**YOUR OBJECTIVE:** Go over the entries below line by line, copying each one that contains the word "shopping".

**RECORDS SUPPLIED:**

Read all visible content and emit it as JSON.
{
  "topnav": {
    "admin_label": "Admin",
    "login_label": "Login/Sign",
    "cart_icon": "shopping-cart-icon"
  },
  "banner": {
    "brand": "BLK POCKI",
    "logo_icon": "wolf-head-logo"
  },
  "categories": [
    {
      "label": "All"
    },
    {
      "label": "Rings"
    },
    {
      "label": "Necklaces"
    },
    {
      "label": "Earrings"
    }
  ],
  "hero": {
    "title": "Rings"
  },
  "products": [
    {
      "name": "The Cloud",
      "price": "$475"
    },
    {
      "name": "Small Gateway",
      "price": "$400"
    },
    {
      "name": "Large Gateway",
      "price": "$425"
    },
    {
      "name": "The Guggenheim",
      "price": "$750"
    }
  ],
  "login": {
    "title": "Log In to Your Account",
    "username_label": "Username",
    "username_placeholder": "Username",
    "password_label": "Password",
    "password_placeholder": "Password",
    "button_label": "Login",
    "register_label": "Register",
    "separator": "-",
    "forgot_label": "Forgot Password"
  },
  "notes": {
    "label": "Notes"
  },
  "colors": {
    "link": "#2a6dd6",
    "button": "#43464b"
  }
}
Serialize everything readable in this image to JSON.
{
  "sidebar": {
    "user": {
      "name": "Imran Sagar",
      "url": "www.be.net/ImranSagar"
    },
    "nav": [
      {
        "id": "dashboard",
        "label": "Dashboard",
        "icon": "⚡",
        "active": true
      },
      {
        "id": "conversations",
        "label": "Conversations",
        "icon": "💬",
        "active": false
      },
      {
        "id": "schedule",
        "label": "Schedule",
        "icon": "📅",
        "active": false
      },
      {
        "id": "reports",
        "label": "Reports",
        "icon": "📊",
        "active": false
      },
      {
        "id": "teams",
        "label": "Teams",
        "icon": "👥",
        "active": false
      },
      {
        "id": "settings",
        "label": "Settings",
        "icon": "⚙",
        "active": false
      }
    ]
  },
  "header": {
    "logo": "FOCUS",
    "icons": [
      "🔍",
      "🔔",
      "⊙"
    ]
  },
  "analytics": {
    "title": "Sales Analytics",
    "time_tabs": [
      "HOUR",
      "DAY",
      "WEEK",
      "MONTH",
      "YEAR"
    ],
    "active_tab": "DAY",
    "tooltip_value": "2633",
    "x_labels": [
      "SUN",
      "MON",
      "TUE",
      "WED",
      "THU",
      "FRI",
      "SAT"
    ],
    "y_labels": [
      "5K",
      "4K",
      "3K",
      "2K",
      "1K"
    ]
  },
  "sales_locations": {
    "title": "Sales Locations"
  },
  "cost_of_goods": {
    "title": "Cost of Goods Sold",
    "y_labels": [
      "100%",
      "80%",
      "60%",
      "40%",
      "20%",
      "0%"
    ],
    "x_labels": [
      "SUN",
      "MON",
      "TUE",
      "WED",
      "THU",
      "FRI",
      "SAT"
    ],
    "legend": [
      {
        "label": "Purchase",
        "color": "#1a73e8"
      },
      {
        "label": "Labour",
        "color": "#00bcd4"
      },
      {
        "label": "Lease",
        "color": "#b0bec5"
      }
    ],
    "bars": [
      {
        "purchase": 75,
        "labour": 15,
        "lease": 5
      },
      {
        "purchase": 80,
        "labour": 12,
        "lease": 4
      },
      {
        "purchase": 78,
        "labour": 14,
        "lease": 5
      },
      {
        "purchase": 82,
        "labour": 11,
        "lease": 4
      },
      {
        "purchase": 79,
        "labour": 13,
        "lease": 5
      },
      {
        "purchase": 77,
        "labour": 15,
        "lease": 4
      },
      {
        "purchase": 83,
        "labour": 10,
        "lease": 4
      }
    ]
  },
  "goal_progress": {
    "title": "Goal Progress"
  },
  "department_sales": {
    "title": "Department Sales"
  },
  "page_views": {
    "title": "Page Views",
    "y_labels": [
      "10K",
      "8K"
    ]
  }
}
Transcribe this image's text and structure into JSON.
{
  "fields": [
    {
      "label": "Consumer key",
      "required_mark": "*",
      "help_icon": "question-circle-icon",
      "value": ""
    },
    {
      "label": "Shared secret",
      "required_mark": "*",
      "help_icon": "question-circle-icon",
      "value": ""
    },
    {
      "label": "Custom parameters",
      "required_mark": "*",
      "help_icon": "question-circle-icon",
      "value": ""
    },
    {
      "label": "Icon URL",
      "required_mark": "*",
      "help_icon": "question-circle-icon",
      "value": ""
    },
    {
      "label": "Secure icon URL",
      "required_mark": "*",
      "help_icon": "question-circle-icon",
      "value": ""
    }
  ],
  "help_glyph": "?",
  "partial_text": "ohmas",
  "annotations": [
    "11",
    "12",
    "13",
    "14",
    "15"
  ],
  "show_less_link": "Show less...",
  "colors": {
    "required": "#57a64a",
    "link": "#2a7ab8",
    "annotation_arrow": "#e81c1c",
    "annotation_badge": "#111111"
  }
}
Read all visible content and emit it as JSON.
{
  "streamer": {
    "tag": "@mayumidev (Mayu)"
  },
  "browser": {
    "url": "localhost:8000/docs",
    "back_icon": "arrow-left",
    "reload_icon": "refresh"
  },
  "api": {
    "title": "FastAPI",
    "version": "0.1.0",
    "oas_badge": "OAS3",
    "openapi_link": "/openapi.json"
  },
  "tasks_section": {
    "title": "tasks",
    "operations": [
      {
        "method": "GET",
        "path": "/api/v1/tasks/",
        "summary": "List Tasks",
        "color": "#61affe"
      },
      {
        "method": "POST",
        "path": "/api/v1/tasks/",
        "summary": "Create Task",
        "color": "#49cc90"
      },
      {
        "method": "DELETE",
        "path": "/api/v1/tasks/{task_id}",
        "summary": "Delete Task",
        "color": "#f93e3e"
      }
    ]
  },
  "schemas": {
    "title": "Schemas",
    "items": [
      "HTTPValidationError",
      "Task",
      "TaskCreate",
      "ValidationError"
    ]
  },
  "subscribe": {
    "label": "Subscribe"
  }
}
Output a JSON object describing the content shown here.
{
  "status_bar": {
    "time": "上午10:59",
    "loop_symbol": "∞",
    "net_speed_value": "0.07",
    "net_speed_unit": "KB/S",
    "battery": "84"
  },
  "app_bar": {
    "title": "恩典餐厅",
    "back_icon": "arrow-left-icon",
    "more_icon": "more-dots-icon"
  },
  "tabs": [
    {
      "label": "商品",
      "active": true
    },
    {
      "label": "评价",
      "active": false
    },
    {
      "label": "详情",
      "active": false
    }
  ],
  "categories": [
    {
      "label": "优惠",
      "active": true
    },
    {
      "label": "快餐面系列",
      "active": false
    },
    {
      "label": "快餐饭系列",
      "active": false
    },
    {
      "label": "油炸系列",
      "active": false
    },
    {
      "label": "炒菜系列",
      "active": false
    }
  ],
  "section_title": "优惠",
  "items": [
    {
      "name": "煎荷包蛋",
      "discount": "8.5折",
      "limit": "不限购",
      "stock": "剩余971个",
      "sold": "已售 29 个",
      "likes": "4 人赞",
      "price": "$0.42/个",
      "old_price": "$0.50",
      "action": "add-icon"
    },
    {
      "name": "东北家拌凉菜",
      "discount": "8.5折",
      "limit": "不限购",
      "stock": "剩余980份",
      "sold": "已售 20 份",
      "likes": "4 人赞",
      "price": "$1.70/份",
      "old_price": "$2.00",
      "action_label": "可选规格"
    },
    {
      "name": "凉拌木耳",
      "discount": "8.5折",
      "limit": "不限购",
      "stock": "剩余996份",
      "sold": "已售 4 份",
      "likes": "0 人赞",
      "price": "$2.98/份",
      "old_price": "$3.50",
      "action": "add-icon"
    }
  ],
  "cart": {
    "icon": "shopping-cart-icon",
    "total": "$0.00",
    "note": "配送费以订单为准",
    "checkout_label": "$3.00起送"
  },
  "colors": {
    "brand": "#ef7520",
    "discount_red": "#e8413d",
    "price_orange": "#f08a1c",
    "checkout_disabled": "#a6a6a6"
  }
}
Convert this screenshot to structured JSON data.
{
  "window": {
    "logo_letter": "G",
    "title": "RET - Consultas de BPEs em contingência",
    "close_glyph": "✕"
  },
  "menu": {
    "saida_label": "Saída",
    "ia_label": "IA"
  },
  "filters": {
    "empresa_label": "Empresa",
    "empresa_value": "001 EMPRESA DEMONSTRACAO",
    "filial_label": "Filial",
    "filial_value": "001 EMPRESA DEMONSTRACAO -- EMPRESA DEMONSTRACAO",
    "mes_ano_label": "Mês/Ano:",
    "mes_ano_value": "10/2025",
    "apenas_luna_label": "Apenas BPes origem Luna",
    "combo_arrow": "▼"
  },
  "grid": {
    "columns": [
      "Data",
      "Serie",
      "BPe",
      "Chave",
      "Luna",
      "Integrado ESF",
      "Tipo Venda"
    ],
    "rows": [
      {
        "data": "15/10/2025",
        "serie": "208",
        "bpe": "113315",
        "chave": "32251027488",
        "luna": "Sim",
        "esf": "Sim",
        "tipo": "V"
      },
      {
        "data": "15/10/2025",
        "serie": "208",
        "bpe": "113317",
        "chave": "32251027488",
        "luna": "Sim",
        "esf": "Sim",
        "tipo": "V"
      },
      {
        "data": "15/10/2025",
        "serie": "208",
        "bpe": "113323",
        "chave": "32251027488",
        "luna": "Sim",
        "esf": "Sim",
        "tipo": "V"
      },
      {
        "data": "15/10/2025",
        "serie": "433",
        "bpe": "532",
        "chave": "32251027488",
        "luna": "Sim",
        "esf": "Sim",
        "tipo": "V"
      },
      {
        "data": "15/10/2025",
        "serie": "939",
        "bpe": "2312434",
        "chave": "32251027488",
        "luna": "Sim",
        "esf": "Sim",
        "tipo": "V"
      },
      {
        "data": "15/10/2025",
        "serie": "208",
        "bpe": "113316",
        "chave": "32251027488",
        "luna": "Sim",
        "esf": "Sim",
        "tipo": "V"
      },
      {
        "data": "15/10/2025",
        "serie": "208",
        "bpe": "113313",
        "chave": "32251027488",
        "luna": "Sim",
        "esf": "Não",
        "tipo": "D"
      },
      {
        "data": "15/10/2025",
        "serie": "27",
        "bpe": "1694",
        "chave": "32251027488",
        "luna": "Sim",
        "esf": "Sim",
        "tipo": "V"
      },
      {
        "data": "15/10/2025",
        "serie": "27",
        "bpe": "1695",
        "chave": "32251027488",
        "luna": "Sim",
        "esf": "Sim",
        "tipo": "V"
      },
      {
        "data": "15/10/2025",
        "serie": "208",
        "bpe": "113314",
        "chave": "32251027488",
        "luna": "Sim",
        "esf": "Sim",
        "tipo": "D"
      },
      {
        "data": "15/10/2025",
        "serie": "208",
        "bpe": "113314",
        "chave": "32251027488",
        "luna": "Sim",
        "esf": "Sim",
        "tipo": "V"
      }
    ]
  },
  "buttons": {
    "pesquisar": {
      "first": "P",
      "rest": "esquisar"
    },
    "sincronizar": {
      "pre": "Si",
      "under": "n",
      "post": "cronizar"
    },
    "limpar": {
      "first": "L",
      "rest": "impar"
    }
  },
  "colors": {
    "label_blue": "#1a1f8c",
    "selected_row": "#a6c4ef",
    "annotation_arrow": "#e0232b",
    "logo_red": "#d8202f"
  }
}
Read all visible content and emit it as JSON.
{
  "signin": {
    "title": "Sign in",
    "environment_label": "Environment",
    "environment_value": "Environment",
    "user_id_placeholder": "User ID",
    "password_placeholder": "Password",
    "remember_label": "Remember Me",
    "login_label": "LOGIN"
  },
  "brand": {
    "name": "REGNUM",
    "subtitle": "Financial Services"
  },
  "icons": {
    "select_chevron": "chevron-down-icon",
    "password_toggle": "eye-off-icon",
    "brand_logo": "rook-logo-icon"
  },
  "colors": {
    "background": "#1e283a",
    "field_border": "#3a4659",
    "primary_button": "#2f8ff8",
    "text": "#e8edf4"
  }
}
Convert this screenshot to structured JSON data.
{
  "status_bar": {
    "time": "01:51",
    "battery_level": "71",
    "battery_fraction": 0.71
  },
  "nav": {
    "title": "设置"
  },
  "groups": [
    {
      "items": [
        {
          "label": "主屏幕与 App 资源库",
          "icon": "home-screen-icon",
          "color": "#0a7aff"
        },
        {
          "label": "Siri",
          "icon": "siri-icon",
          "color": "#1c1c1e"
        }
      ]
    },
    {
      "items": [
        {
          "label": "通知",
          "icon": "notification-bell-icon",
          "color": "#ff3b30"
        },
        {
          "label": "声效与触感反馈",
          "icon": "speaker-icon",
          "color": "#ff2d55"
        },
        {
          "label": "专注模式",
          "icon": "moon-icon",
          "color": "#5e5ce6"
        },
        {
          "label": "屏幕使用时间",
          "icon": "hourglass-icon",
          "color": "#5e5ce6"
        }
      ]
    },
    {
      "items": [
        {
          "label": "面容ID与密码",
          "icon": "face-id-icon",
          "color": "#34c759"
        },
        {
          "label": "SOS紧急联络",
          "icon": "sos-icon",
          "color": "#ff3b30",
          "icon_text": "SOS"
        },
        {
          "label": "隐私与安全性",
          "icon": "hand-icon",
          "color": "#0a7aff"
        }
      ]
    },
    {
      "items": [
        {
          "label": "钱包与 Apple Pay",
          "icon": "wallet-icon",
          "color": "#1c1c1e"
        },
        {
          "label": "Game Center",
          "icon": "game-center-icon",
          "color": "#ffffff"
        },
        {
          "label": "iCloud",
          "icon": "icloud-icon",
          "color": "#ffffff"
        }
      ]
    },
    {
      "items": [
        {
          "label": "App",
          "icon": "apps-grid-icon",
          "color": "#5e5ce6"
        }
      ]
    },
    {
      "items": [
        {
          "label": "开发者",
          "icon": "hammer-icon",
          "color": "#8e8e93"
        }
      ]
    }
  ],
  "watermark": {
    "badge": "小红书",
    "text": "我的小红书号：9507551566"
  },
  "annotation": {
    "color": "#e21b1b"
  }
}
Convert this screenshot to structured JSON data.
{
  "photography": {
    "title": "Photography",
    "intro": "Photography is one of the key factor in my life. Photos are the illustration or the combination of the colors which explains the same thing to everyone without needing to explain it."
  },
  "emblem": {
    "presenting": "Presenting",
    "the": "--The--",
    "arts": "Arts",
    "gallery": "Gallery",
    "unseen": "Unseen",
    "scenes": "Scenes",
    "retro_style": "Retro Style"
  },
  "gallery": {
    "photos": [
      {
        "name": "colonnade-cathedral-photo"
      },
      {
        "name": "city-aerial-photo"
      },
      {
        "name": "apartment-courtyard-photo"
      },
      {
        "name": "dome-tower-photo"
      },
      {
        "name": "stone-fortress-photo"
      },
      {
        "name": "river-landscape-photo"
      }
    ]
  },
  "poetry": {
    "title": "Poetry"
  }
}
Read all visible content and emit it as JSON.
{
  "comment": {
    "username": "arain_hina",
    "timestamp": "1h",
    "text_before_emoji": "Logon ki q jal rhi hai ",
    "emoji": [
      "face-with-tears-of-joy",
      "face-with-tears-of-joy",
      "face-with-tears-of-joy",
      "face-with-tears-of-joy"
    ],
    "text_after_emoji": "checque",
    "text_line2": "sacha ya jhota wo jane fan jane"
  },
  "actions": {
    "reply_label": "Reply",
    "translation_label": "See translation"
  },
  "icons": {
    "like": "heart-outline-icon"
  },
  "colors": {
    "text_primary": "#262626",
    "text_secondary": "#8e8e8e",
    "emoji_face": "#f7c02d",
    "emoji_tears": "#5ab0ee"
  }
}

**SOLUTION TO THIS PROBLEM:**
    "cart_icon": "shopping-cart-icon"
    "icon": "shopping-cart-icon",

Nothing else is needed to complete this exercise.